## start Data for the task

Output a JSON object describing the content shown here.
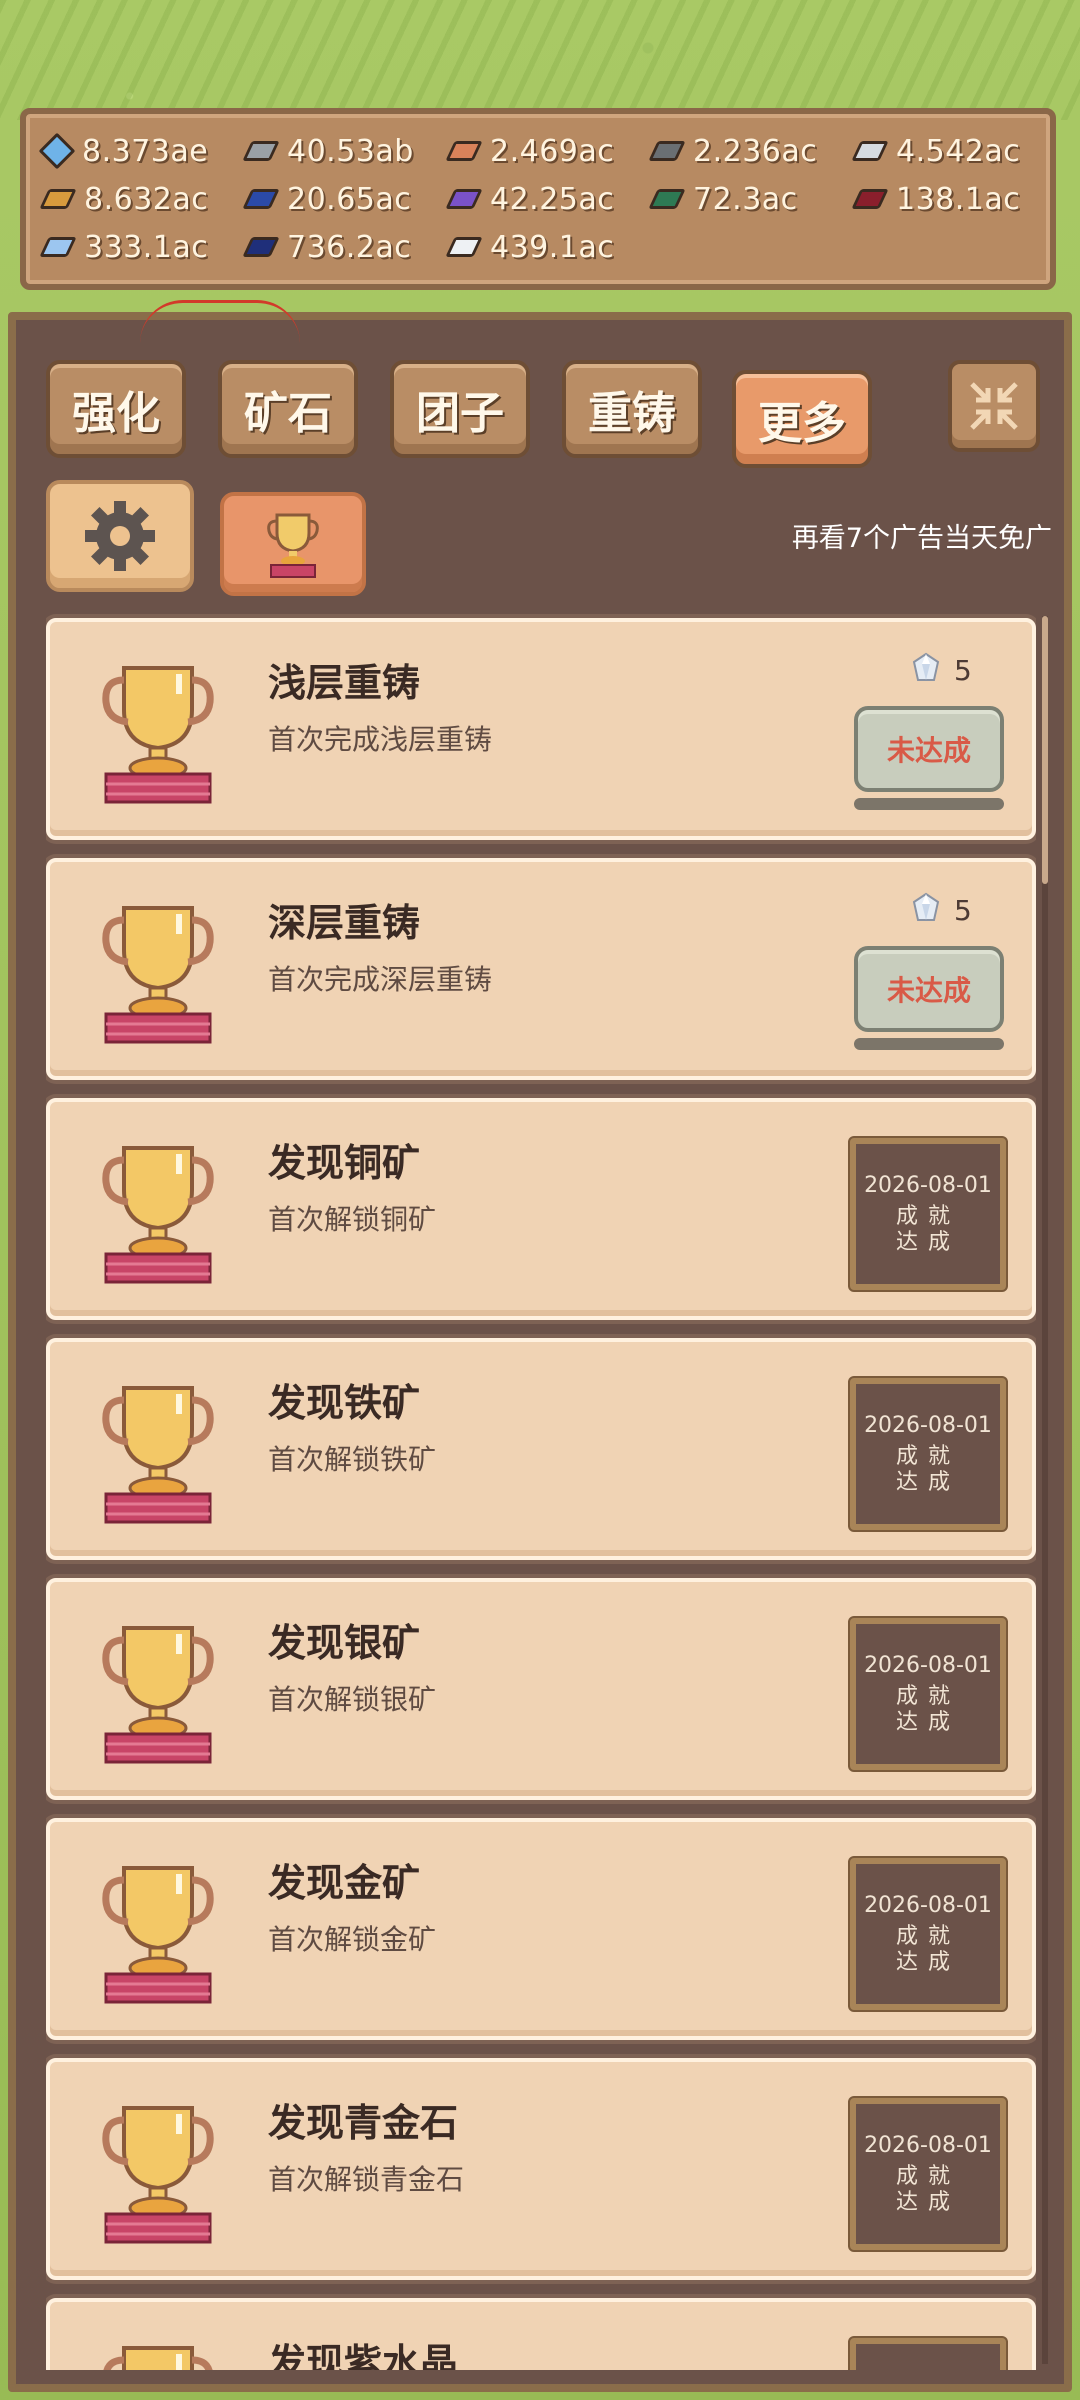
{
  "resources": [
    {
      "value": "8.373ae",
      "icon": "diamond-gem-icon",
      "color": "#6fb3e8"
    },
    {
      "value": "40.53ab",
      "icon": "grey-ore-icon",
      "color": "#9aa0a6"
    },
    {
      "value": "2.469ac",
      "icon": "copper-ore-icon",
      "color": "#d9825a"
    },
    {
      "value": "2.236ac",
      "icon": "iron-ore-icon",
      "color": "#6a6f73"
    },
    {
      "value": "4.542ac",
      "icon": "silver-ore-icon",
      "color": "#d6dbe0"
    },
    {
      "value": "8.632ac",
      "icon": "gold-ore-icon",
      "color": "#d79a3d"
    },
    {
      "value": "20.65ac",
      "icon": "blue-ore-icon",
      "color": "#2b4aa8"
    },
    {
      "value": "42.25ac",
      "icon": "amethyst-ore-icon",
      "color": "#7a52c8"
    },
    {
      "value": "72.3ac",
      "icon": "green-ore-icon",
      "color": "#2e7a54"
    },
    {
      "value": "138.1ac",
      "icon": "ruby-ore-icon",
      "color": "#8a1f2c"
    },
    {
      "value": "333.1ac",
      "icon": "crystal-ore-icon",
      "color": "#9cc6f0"
    },
    {
      "value": "736.2ac",
      "icon": "sapphire-ore-icon",
      "color": "#1f2f7a"
    },
    {
      "value": "439.1ac",
      "icon": "white-ore-icon",
      "color": "#eef1f4"
    }
  ],
  "tabs": [
    "强化",
    "矿石",
    "团子",
    "重铸",
    "更多"
  ],
  "active_tab": "更多",
  "ad_text": "再看7个广告当天免广",
  "achievements": [
    {
      "title": "浅层重铸",
      "desc": "首次完成浅层重铸",
      "status": "locked",
      "reward": "5",
      "button": "未达成"
    },
    {
      "title": "深层重铸",
      "desc": "首次完成深层重铸",
      "status": "locked",
      "reward": "5",
      "button": "未达成"
    },
    {
      "title": "发现铜矿",
      "desc": "首次解锁铜矿",
      "status": "done",
      "date": "2026-08-01",
      "done_label": "成就达成"
    },
    {
      "title": "发现铁矿",
      "desc": "首次解锁铁矿",
      "status": "done",
      "date": "2026-08-01",
      "done_label": "成就达成"
    },
    {
      "title": "发现银矿",
      "desc": "首次解锁银矿",
      "status": "done",
      "date": "2026-08-01",
      "done_label": "成就达成"
    },
    {
      "title": "发现金矿",
      "desc": "首次解锁金矿",
      "status": "done",
      "date": "2026-08-01",
      "done_label": "成就达成"
    },
    {
      "title": "发现青金石",
      "desc": "首次解锁青金石",
      "status": "done",
      "date": "2026-08-01",
      "done_label": "成就达成"
    },
    {
      "title": "发现紫水晶",
      "desc": "",
      "status": "done",
      "date": "",
      "done_label": ""
    }
  ]
}
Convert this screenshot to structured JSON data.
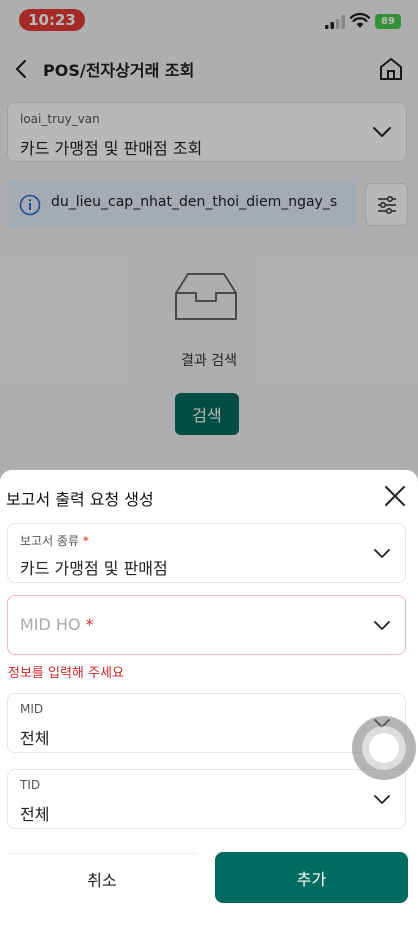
{
  "status_bar": {
    "time": "10:23",
    "battery": "89"
  },
  "header": {
    "title": "POS/전자상거래 조회"
  },
  "query_select": {
    "label": "loai_truy_van",
    "value": "카드 가맹점 및 판매점 조회"
  },
  "info": {
    "text": "du_lieu_cap_nhat_den_thoi_diem_ngay_s"
  },
  "empty_state": {
    "text": "결과 검색",
    "search_button": "검색"
  },
  "sheet": {
    "title": "보고서 출력 요청 생성",
    "report_type": {
      "label": "보고서 종류",
      "value": "카드 가맹점 및 판매점"
    },
    "mid_ho": {
      "placeholder": "MID HO",
      "error": "정보를 입력해 주세요"
    },
    "mid": {
      "label": "MID",
      "value": "전체"
    },
    "tid": {
      "label": "TID",
      "value": "전체"
    },
    "required_mark": "*",
    "cancel_label": "취소",
    "add_label": "추가"
  },
  "colors": {
    "primary": "#006b5f",
    "error": "#c62828",
    "time_pill": "#e53935",
    "info_bg": "#e4eefb"
  }
}
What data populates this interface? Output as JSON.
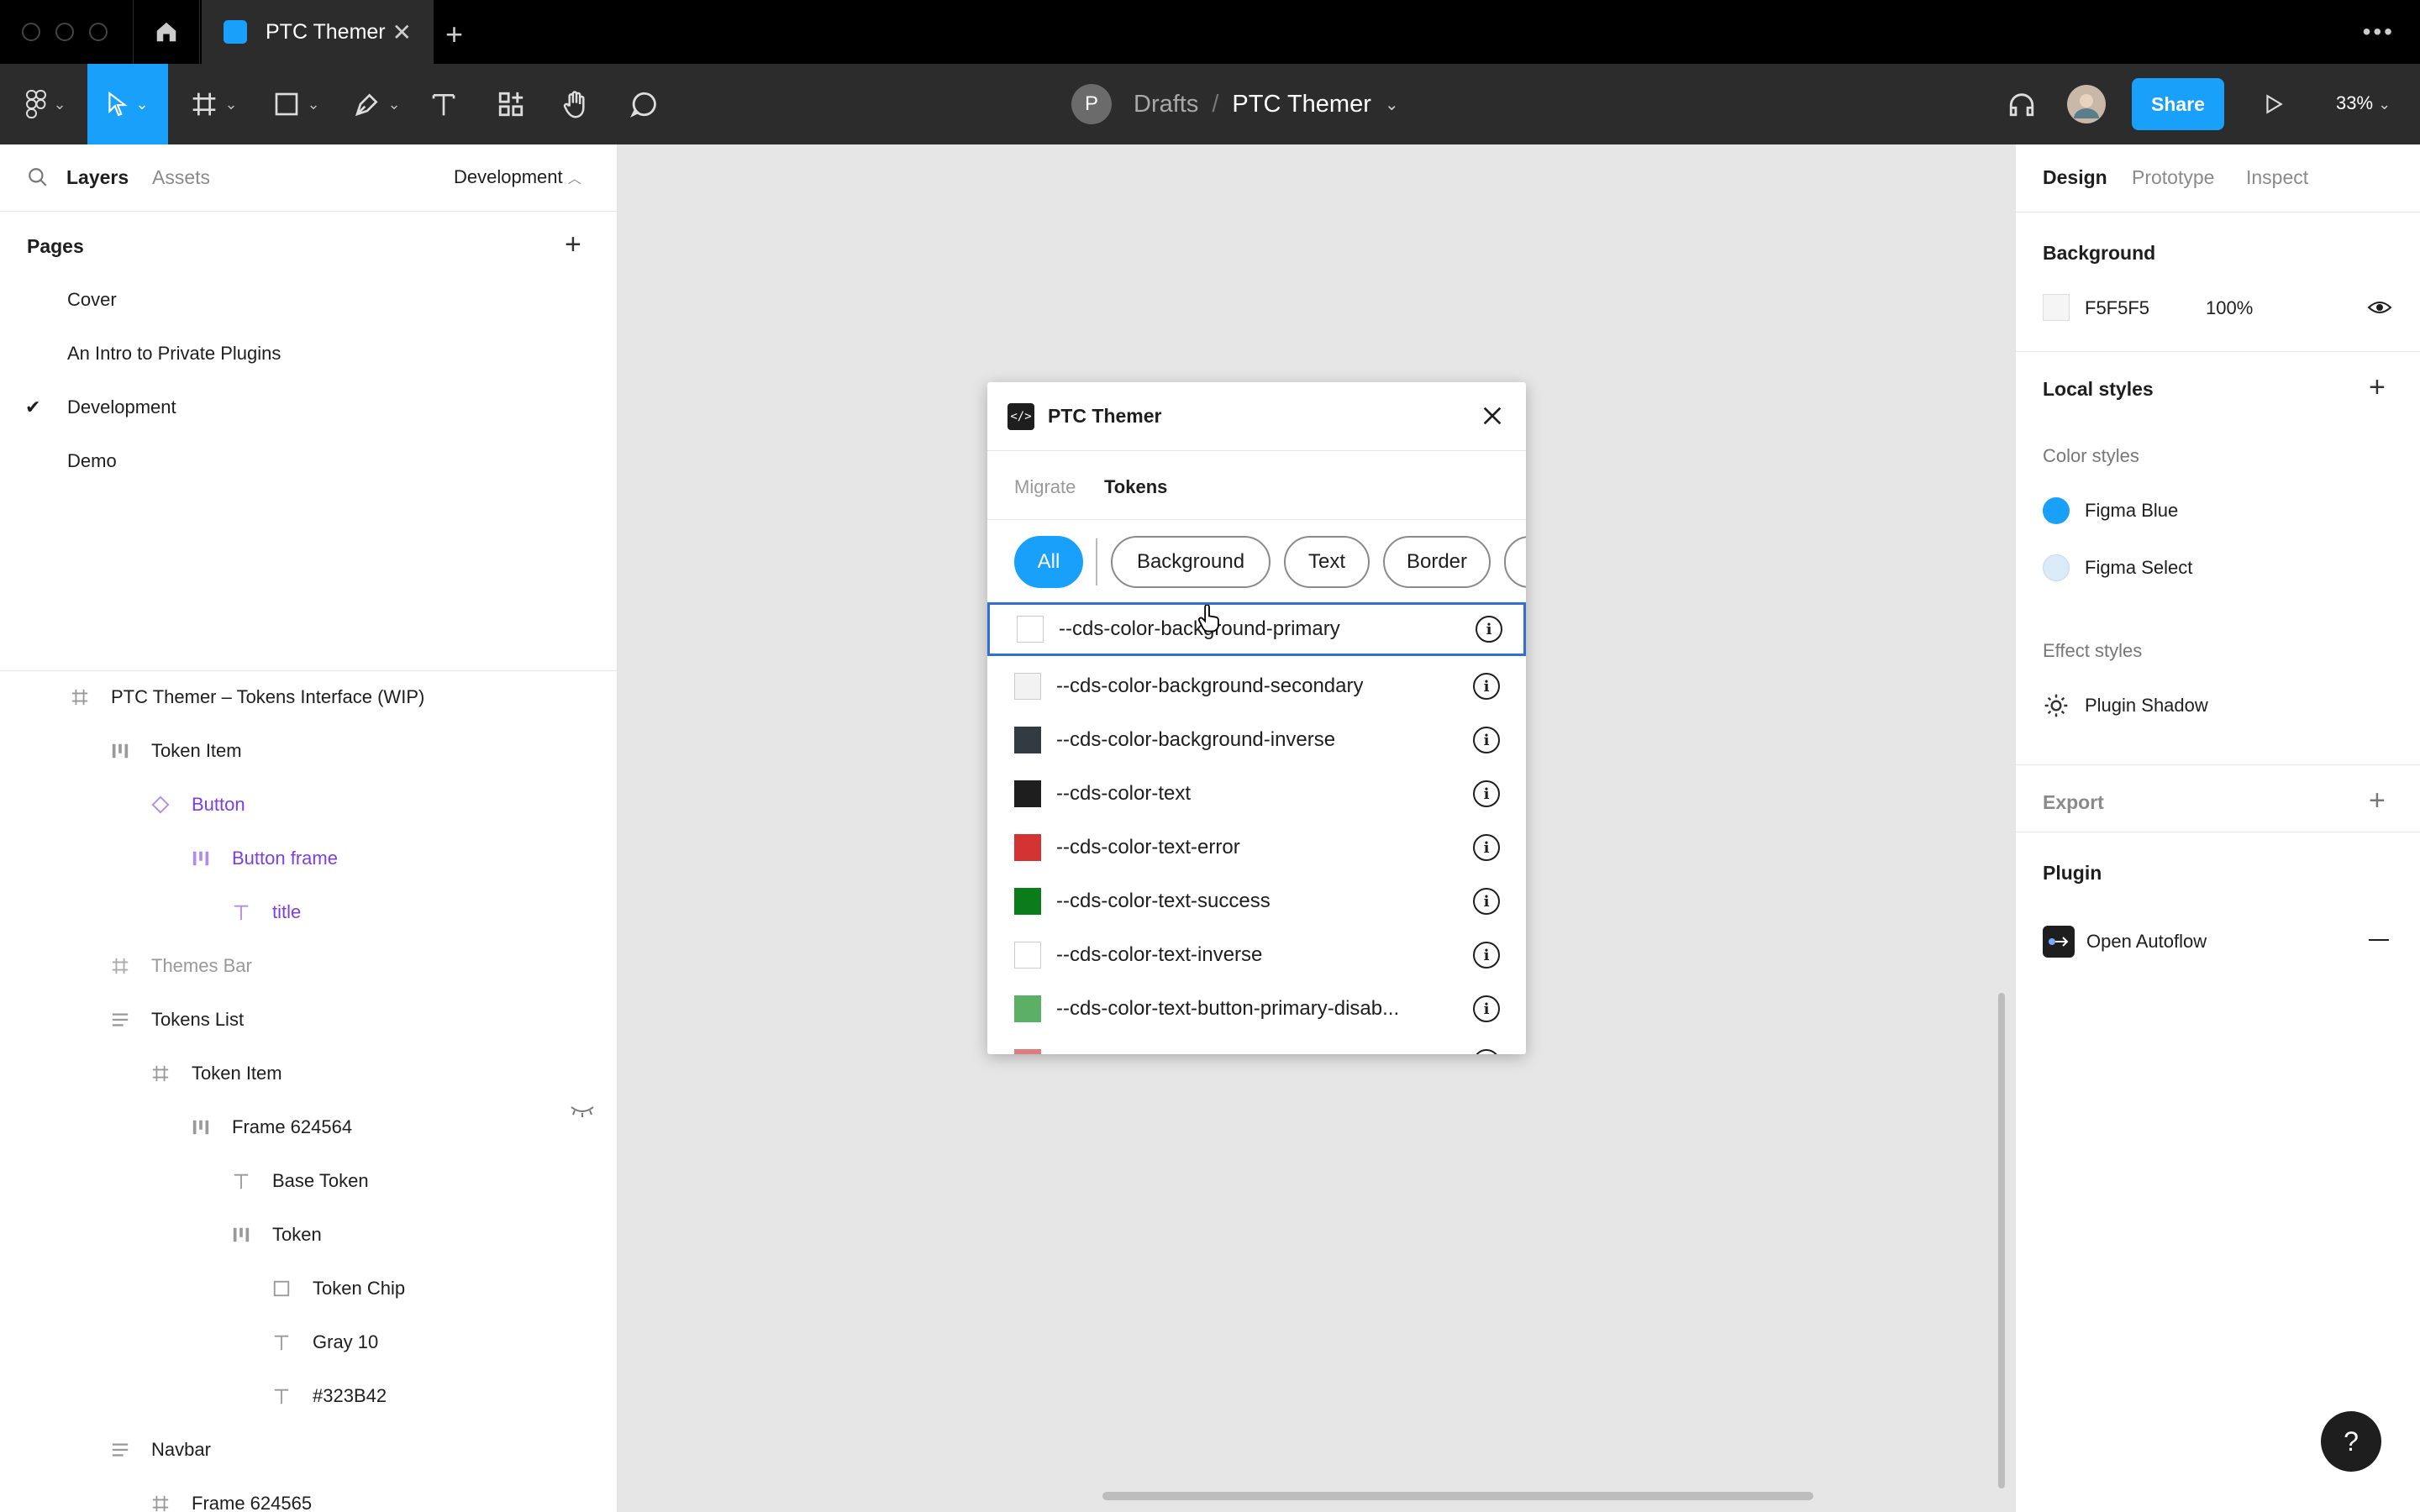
{
  "titlebar": {
    "tab_title": "PTC Themer",
    "new_tab": "+",
    "close_tab": "✕"
  },
  "toolbar": {
    "breadcrumb_drafts": "Drafts",
    "breadcrumb_sep": "/",
    "file_name": "PTC Themer",
    "avatar_letter": "P",
    "share_label": "Share",
    "zoom": "33%"
  },
  "left_panel": {
    "tab_layers": "Layers",
    "tab_assets": "Assets",
    "current_page": "Development",
    "pages_heading": "Pages",
    "pages": [
      "Cover",
      "An Intro to Private Plugins",
      "Development",
      "Demo"
    ],
    "layers": [
      {
        "name": "PTC Themer – Tokens Interface (WIP)",
        "icon": "frame-icon"
      },
      {
        "name": "Token Item",
        "icon": "auto-layout-icon"
      },
      {
        "name": "Button",
        "icon": "component-icon"
      },
      {
        "name": "Button frame",
        "icon": "auto-layout-icon"
      },
      {
        "name": "title",
        "icon": "text-icon"
      },
      {
        "name": "Themes Bar",
        "icon": "frame-icon"
      },
      {
        "name": "Tokens List",
        "icon": "vertical-stack-icon"
      },
      {
        "name": "Token Item",
        "icon": "frame-icon"
      },
      {
        "name": "Frame 624564",
        "icon": "auto-layout-icon"
      },
      {
        "name": "Base Token",
        "icon": "text-icon"
      },
      {
        "name": "Token",
        "icon": "auto-layout-icon"
      },
      {
        "name": "Token Chip",
        "icon": "rectangle-icon"
      },
      {
        "name": "Gray 10",
        "icon": "text-icon"
      },
      {
        "name": "#323B42",
        "icon": "text-icon"
      },
      {
        "name": "Navbar",
        "icon": "vertical-stack-icon"
      },
      {
        "name": "Frame 624565",
        "icon": "frame-icon"
      }
    ]
  },
  "plugin": {
    "title": "PTC Themer",
    "tab_migrate": "Migrate",
    "tab_tokens": "Tokens",
    "chips": [
      "All",
      "Background",
      "Text",
      "Border"
    ],
    "tokens": [
      {
        "name": "--cds-color-background-primary",
        "color": "#FFFFFF"
      },
      {
        "name": "--cds-color-background-secondary",
        "color": "#F2F2F2"
      },
      {
        "name": "--cds-color-background-inverse",
        "color": "#323B42"
      },
      {
        "name": "--cds-color-text",
        "color": "#1E1E1E"
      },
      {
        "name": "--cds-color-text-error",
        "color": "#D43333"
      },
      {
        "name": "--cds-color-text-success",
        "color": "#0A7D1A"
      },
      {
        "name": "--cds-color-text-inverse",
        "color": "#FFFFFF"
      },
      {
        "name": "--cds-color-text-button-primary-disab...",
        "color": "#5BB065"
      },
      {
        "name": "",
        "color": "#E07B7B"
      }
    ]
  },
  "right_panel": {
    "tab_design": "Design",
    "tab_prototype": "Prototype",
    "tab_inspect": "Inspect",
    "background_heading": "Background",
    "background_hex": "F5F5F5",
    "background_opacity": "100%",
    "local_styles_heading": "Local styles",
    "color_styles_label": "Color styles",
    "color_styles": [
      {
        "name": "Figma Blue",
        "color": "#18A0FB"
      },
      {
        "name": "Figma Select",
        "color": "#DAEBF7"
      }
    ],
    "effect_styles_label": "Effect styles",
    "effect_style": "Plugin Shadow",
    "export_heading": "Export",
    "plugin_heading": "Plugin",
    "plugin_name": "Open Autoflow"
  },
  "help": "?"
}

## end Data for the task

▸ Work to be completed
Copy out all lines from the material above that contain the string "JSON".

▸ Response
Output a JSON object describing the content shown here.
Convert this screenshot to structured JSON data.
What data populates this interface? Output as JSON.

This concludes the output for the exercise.